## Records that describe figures
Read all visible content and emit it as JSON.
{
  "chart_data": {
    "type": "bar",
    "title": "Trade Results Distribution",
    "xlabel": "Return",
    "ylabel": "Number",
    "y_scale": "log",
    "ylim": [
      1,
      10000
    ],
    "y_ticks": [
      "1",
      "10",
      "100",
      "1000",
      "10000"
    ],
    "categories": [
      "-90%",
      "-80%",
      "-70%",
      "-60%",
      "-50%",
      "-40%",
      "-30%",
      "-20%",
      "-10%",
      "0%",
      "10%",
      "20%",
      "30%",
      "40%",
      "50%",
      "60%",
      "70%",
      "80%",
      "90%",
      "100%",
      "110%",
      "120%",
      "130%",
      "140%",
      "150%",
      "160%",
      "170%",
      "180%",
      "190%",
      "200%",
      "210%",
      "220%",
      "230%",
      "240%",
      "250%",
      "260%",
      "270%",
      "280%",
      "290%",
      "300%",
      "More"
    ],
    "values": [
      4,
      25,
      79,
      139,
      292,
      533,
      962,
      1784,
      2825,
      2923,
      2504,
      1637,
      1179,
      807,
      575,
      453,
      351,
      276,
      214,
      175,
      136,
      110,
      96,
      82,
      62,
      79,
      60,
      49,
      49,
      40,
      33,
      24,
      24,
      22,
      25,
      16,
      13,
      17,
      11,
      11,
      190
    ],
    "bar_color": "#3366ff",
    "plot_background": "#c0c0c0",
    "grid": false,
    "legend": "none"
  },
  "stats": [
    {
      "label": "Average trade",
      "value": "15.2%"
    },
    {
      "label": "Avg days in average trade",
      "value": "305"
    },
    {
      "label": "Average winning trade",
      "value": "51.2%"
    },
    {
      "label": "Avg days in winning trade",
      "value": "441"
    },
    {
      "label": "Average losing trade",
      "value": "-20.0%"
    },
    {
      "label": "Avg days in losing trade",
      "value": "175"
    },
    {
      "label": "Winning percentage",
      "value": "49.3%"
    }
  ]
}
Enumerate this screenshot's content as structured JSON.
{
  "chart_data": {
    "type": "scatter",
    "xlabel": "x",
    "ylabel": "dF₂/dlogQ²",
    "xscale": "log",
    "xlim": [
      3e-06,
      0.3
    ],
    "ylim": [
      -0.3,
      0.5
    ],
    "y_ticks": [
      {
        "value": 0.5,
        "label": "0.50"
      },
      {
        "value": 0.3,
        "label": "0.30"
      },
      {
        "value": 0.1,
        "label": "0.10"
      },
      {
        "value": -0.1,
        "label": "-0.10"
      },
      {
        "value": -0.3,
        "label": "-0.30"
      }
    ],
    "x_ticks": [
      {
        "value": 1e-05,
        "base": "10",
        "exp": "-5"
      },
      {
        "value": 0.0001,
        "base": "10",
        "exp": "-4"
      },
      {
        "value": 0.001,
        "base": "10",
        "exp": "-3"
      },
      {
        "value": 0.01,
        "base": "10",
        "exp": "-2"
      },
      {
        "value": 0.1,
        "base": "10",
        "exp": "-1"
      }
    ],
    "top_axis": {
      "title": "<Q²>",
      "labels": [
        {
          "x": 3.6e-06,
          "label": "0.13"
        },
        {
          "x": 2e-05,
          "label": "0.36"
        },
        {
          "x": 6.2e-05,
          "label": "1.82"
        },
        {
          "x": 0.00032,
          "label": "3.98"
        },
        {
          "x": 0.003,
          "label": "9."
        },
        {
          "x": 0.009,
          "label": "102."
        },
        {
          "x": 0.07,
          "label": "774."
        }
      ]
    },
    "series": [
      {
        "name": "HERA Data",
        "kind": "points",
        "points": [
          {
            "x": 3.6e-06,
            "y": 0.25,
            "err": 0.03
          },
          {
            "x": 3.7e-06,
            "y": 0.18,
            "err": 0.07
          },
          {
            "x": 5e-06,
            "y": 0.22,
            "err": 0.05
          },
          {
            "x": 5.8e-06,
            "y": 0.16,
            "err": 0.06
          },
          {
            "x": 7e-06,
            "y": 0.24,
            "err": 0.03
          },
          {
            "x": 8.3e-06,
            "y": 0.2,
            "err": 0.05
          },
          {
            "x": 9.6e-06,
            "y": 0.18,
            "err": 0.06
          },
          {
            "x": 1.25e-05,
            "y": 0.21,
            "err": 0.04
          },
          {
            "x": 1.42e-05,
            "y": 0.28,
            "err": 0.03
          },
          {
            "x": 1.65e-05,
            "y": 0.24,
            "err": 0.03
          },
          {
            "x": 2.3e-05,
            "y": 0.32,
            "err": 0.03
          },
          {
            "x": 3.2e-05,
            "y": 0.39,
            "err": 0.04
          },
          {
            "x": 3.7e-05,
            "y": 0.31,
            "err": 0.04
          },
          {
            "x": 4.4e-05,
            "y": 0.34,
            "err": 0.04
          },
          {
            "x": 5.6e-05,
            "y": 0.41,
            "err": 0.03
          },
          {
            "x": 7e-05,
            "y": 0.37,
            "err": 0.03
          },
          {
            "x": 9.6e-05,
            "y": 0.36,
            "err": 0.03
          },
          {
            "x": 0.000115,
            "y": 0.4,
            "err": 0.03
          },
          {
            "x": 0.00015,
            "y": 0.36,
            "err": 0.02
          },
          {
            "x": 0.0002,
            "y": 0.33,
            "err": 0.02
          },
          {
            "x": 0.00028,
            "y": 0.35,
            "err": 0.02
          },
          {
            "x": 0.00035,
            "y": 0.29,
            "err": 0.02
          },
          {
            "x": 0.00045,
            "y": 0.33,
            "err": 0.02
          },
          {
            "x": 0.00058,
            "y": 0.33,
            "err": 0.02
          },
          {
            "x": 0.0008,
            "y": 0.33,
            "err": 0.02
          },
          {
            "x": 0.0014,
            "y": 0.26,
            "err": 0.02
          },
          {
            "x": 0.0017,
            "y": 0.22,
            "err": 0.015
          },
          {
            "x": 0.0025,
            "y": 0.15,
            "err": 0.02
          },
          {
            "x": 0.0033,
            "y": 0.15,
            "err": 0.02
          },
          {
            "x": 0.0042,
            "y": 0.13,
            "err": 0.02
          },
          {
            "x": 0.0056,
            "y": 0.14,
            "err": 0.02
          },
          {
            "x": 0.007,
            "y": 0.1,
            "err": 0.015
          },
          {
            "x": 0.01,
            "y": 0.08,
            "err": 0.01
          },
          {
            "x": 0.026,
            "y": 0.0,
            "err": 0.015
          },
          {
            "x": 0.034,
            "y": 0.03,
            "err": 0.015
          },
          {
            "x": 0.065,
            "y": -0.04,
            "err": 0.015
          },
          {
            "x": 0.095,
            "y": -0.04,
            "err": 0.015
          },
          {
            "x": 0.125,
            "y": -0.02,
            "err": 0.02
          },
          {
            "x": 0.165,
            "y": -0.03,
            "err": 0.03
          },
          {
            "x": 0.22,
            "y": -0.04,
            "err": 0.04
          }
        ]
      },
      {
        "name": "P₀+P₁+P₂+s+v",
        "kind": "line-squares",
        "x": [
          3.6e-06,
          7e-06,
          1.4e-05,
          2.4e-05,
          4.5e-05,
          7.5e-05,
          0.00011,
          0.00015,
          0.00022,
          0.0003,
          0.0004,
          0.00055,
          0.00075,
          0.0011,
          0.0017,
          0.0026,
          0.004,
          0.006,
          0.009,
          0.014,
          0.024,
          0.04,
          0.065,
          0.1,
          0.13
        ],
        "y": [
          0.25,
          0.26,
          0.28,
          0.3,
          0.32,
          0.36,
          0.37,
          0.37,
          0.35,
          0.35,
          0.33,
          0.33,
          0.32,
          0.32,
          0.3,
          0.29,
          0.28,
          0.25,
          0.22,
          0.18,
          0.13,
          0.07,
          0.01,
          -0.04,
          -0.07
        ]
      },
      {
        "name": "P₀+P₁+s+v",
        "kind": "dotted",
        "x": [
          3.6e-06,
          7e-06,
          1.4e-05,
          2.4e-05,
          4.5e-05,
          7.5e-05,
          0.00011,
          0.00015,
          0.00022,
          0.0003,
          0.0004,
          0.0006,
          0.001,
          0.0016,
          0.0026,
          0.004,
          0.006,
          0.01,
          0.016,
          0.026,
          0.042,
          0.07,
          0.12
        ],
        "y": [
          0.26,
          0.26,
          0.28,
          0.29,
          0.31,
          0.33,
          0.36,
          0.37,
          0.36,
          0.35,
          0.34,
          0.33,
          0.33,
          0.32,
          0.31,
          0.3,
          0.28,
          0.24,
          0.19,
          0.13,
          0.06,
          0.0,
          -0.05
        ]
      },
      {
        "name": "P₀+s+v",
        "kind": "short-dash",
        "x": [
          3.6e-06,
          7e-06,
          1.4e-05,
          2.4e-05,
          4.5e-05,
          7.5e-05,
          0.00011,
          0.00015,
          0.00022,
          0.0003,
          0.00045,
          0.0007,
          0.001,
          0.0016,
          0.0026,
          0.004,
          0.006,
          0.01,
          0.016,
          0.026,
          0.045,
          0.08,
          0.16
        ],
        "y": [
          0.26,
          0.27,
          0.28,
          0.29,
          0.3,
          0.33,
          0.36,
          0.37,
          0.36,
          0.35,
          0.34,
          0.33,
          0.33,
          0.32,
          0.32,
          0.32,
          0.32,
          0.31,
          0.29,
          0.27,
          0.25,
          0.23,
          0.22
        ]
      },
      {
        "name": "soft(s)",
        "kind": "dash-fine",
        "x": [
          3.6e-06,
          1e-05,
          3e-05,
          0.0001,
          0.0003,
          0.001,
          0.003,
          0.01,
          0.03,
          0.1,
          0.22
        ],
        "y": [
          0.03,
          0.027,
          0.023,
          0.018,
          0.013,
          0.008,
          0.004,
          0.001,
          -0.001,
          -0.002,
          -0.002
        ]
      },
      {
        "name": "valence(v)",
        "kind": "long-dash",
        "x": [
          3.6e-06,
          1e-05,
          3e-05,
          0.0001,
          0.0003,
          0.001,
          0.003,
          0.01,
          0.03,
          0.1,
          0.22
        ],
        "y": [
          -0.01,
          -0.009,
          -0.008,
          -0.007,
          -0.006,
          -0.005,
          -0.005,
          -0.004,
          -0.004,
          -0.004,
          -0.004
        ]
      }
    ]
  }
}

## Task goal
Note each line of the entries that has "name" in it, and copy those lines.

## Answer for this exercise
        "name": "HERA Data",
        "name": "P₀+P₁+P₂+s+v",
        "name": "P₀+P₁+s+v",
        "name": "P₀+s+v",
        "name": "soft(s)",
        "name": "valence(v)",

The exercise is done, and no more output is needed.